>>>

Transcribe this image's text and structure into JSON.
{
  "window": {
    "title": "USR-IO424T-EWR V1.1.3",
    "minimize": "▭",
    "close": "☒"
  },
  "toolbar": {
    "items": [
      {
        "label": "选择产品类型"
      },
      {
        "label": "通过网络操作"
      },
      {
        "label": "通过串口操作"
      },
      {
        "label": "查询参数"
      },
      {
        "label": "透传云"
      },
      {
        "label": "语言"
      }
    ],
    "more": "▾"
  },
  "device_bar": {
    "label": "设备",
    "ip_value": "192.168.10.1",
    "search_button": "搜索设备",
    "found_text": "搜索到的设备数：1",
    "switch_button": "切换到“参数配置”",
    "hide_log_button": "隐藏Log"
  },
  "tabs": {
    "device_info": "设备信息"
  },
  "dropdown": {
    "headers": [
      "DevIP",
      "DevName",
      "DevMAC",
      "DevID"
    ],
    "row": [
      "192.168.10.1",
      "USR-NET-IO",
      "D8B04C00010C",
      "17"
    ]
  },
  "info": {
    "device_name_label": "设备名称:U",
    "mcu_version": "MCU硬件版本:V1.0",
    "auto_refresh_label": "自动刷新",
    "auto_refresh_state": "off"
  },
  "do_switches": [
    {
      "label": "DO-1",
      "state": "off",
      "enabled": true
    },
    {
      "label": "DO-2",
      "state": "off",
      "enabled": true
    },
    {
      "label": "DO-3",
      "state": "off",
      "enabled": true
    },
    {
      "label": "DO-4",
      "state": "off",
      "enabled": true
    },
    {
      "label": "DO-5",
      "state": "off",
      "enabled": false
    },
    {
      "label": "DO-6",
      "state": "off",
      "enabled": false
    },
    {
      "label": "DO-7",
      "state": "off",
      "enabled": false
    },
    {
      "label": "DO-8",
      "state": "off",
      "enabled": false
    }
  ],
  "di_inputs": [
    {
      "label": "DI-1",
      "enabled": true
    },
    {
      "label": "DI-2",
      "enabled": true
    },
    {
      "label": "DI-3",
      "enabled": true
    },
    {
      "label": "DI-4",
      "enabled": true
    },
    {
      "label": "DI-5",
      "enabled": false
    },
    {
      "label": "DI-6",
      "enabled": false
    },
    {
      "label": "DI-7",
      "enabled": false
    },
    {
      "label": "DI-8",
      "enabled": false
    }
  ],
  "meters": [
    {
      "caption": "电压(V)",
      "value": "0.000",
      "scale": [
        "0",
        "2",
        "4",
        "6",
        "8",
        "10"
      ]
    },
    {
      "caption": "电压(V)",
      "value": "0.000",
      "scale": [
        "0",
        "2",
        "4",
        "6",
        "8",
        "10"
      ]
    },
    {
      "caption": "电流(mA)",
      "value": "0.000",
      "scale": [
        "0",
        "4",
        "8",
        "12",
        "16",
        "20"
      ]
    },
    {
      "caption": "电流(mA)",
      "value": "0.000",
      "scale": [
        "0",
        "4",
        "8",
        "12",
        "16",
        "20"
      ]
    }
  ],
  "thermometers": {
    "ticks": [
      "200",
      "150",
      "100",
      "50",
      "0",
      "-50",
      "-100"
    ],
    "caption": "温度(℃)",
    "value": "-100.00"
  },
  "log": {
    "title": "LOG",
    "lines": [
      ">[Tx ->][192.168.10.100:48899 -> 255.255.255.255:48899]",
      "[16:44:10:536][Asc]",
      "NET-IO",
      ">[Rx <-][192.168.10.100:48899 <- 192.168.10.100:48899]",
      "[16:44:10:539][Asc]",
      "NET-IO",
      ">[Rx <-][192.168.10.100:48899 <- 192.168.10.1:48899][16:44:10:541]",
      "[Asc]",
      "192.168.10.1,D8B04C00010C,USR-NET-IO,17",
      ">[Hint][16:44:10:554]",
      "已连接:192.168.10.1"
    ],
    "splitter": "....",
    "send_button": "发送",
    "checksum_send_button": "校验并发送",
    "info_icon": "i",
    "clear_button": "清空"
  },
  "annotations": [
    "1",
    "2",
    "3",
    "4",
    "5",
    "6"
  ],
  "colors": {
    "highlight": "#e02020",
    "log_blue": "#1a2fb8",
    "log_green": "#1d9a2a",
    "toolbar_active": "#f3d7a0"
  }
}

<<<

→ **INSTRUCTION**
Can you restate every record above word for word?

→ **ANSWER TO THIS EXERCISE**
Transcribe this image's text and structure into JSON.
{
  "window": {
    "title": "USR-IO424T-EWR V1.1.3",
    "minimize": "▭",
    "close": "☒"
  },
  "toolbar": {
    "items": [
      {
        "label": "选择产品类型"
      },
      {
        "label": "通过网络操作"
      },
      {
        "label": "通过串口操作"
      },
      {
        "label": "查询参数"
      },
      {
        "label": "透传云"
      },
      {
        "label": "语言"
      }
    ],
    "more": "▾"
  },
  "device_bar": {
    "label": "设备",
    "ip_value": "192.168.10.1",
    "search_button": "搜索设备",
    "found_text": "搜索到的设备数：1",
    "switch_button": "切换到“参数配置”",
    "hide_log_button": "隐藏Log"
  },
  "tabs": {
    "device_info": "设备信息"
  },
  "dropdown": {
    "headers": [
      "DevIP",
      "DevName",
      "DevMAC",
      "DevID"
    ],
    "row": [
      "192.168.10.1",
      "USR-NET-IO",
      "D8B04C00010C",
      "17"
    ]
  },
  "info": {
    "device_name_label": "设备名称:U",
    "mcu_version": "MCU硬件版本:V1.0",
    "auto_refresh_label": "自动刷新",
    "auto_refresh_state": "off"
  },
  "do_switches": [
    {
      "label": "DO-1",
      "state": "off",
      "enabled": true
    },
    {
      "label": "DO-2",
      "state": "off",
      "enabled": true
    },
    {
      "label": "DO-3",
      "state": "off",
      "enabled": true
    },
    {
      "label": "DO-4",
      "state": "off",
      "enabled": true
    },
    {
      "label": "DO-5",
      "state": "off",
      "enabled": false
    },
    {
      "label": "DO-6",
      "state": "off",
      "enabled": false
    },
    {
      "label": "DO-7",
      "state": "off",
      "enabled": false
    },
    {
      "label": "DO-8",
      "state": "off",
      "enabled": false
    }
  ],
  "di_inputs": [
    {
      "label": "DI-1",
      "enabled": true
    },
    {
      "label": "DI-2",
      "enabled": true
    },
    {
      "label": "DI-3",
      "enabled": true
    },
    {
      "label": "DI-4",
      "enabled": true
    },
    {
      "label": "DI-5",
      "enabled": false
    },
    {
      "label": "DI-6",
      "enabled": false
    },
    {
      "label": "DI-7",
      "enabled": false
    },
    {
      "label": "DI-8",
      "enabled": false
    }
  ],
  "meters": [
    {
      "caption": "电压(V)",
      "value": "0.000",
      "scale": [
        "0",
        "2",
        "4",
        "6",
        "8",
        "10"
      ]
    },
    {
      "caption": "电压(V)",
      "value": "0.000",
      "scale": [
        "0",
        "2",
        "4",
        "6",
        "8",
        "10"
      ]
    },
    {
      "caption": "电流(mA)",
      "value": "0.000",
      "scale": [
        "0",
        "4",
        "8",
        "12",
        "16",
        "20"
      ]
    },
    {
      "caption": "电流(mA)",
      "value": "0.000",
      "scale": [
        "0",
        "4",
        "8",
        "12",
        "16",
        "20"
      ]
    }
  ],
  "thermometers": {
    "ticks": [
      "200",
      "150",
      "100",
      "50",
      "0",
      "-50",
      "-100"
    ],
    "caption": "温度(℃)",
    "value": "-100.00"
  },
  "log": {
    "title": "LOG",
    "lines": [
      ">[Tx ->][192.168.10.100:48899 -> 255.255.255.255:48899]",
      "[16:44:10:536][Asc]",
      "NET-IO",
      ">[Rx <-][192.168.10.100:48899 <- 192.168.10.100:48899]",
      "[16:44:10:539][Asc]",
      "NET-IO",
      ">[Rx <-][192.168.10.100:48899 <- 192.168.10.1:48899][16:44:10:541]",
      "[Asc]",
      "192.168.10.1,D8B04C00010C,USR-NET-IO,17",
      ">[Hint][16:44:10:554]",
      "已连接:192.168.10.1"
    ],
    "splitter": "....",
    "send_button": "发送",
    "checksum_send_button": "校验并发送",
    "info_icon": "i",
    "clear_button": "清空"
  },
  "annotations": [
    "1",
    "2",
    "3",
    "4",
    "5",
    "6"
  ],
  "colors": {
    "highlight": "#e02020",
    "log_blue": "#1a2fb8",
    "log_green": "#1d9a2a",
    "toolbar_active": "#f3d7a0"
  }
}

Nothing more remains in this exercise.